Short task: Retype all of the data. Every line must match exactly.

Collected data
☆ ☆ ☆ ☆

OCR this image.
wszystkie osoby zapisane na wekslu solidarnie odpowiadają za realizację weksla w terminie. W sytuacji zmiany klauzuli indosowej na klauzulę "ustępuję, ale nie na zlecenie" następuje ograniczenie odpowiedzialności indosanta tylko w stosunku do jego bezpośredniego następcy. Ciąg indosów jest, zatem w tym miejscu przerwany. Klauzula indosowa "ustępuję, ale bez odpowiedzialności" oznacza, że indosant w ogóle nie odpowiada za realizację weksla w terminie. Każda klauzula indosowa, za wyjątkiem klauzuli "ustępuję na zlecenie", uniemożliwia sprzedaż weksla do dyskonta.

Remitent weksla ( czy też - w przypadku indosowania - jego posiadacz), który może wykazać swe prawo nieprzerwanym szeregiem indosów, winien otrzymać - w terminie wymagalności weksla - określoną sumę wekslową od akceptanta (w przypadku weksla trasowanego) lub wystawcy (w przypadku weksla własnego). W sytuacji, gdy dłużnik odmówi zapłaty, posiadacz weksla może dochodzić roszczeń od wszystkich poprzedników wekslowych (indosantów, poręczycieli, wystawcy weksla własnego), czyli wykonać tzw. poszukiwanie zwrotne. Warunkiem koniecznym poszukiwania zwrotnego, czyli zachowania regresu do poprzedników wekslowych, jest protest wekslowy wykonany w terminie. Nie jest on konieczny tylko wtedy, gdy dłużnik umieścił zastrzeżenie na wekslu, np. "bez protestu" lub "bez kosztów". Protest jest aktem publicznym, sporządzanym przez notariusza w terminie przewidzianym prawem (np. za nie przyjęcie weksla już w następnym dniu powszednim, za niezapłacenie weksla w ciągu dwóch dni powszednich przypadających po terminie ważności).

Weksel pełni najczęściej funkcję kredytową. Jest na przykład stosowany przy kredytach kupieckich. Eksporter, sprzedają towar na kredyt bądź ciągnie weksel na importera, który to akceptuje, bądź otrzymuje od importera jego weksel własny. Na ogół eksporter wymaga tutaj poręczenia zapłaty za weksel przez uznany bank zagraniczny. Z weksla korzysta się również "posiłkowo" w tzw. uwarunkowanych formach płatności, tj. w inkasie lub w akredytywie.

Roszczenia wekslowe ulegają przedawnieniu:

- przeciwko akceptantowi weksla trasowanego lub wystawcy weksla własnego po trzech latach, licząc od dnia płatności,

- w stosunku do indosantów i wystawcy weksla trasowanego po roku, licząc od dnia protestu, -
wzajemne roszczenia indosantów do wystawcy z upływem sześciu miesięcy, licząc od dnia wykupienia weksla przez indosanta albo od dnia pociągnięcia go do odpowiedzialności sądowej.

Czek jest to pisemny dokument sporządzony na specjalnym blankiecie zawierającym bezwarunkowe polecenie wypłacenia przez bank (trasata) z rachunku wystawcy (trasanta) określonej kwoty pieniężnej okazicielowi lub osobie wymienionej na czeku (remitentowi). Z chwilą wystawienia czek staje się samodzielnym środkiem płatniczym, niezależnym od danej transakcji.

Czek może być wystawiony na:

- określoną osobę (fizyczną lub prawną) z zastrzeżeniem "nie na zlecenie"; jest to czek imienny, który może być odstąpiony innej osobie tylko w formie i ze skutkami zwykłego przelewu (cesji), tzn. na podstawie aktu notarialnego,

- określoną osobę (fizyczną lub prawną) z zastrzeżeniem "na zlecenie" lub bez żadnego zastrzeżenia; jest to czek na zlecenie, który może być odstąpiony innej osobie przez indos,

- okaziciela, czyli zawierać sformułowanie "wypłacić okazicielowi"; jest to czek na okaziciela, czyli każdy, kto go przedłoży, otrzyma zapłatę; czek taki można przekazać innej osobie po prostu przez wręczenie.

☆ ☆ ☆ ☆

Exercise answer:
OCR this image.
wszystkie osoby zapisane na wekslu solidarnie odpowiadają za realizację weksla w terminie. W sytuacji zmiany klauzuli indosowej na klauzulę "ustępuję, ale nie na zlecenie" następuje ograniczenie odpowiedzialności indosanta tylko w stosunku do jego bezpośredniego następcy. Ciąg indosów jest, zatem w tym miejscu przerwany. Klauzula indosowa "ustępuję, ale bez odpowiedzialności" oznacza, że indosant w ogóle nie odpowiada za realizację weksla w terminie. Każda klauzula indosowa, za wyjątkiem klauzuli "ustępuję na zlecenie", uniemożliwia sprzedaż weksla do dyskonta.

Remitent weksla ( czy też - w przypadku indosowania - jego posiadacz), który może wykazać swe prawo nieprzerwanym szeregiem indosów, winien otrzymać - w terminie wymagalności weksla - określoną sumę wekslową od akceptanta (w przypadku weksla trasowanego) lub wystawcy (w przypadku weksla własnego). W sytuacji, gdy dłużnik odmówi zapłaty, posiadacz weksla może dochodzić roszczeń od wszystkich poprzedników wekslowych (indosantów, poręczycieli, wystawcy weksla własnego), czyli wykonać tzw. poszukiwanie zwrotne. Warunkiem koniecznym poszukiwania zwrotnego, czyli zachowania regresu do poprzedników wekslowych, jest protest wekslowy wykonany w terminie. Nie jest on konieczny tylko wtedy, gdy dłużnik umieścił zastrzeżenie na wekslu, np. "bez protestu" lub "bez kosztów". Protest jest aktem publicznym, sporządzanym przez notariusza w terminie przewidzianym prawem (np. za nie przyjęcie weksla już w następnym dniu powszednim, za niezapłacenie weksla w ciągu dwóch dni powszednich przypadających po terminie ważności).

Weksel pełni najczęściej funkcję kredytową. Jest na przykład stosowany przy kredytach kupieckich. Eksporter, sprzedają towar na kredyt bądź ciągnie weksel na importera, który to akceptuje, bądź otrzymuje od importera jego weksel własny. Na ogół eksporter wymaga tutaj poręczenia zapłaty za weksel przez uznany bank zagraniczny. Z weksla korzysta się również "posiłkowo" w tzw. uwarunkowanych formach płatności, tj. w inkasie lub w akredytywie.

Roszczenia wekslowe ulegają przedawnieniu:

- przeciwko akceptantowi weksla trasowanego lub wystawcy weksla własnego po trzech latach, licząc od dnia płatności,

- w stosunku do indosantów i wystawcy weksla trasowanego po roku, licząc od dnia protestu, -
wzajemne roszczenia indosantów do wystawcy z upływem sześciu miesięcy, licząc od dnia wykupienia weksla przez indosanta albo od dnia pociągnięcia go do odpowiedzialności sądowej.

Czek jest to pisemny dokument sporządzony na specjalnym blankiecie zawierającym bezwarunkowe polecenie wypłacenia przez bank (trasata) z rachunku wystawcy (trasanta) określonej kwoty pieniężnej okazicielowi lub osobie wymienionej na czeku (remitentowi). Z chwilą wystawienia czek staje się samodzielnym środkiem płatniczym, niezależnym od danej transakcji.

Czek może być wystawiony na:

- określoną osobę (fizyczną lub prawną) z zastrzeżeniem "nie na zlecenie"; jest to czek imienny, który może być odstąpiony innej osobie tylko w formie i ze skutkami zwykłego przelewu (cesji), tzn. na podstawie aktu notarialnego,

- określoną osobę (fizyczną lub prawną) z zastrzeżeniem "na zlecenie" lub bez żadnego zastrzeżenia; jest to czek na zlecenie, który może być odstąpiony innej osobie przez indos,

- okaziciela, czyli zawierać sformułowanie "wypłacić okazicielowi"; jest to czek na okaziciela, czyli każdy, kto go przedłoży, otrzyma zapłatę; czek taki można przekazać innej osobie po prostu przez wręczenie.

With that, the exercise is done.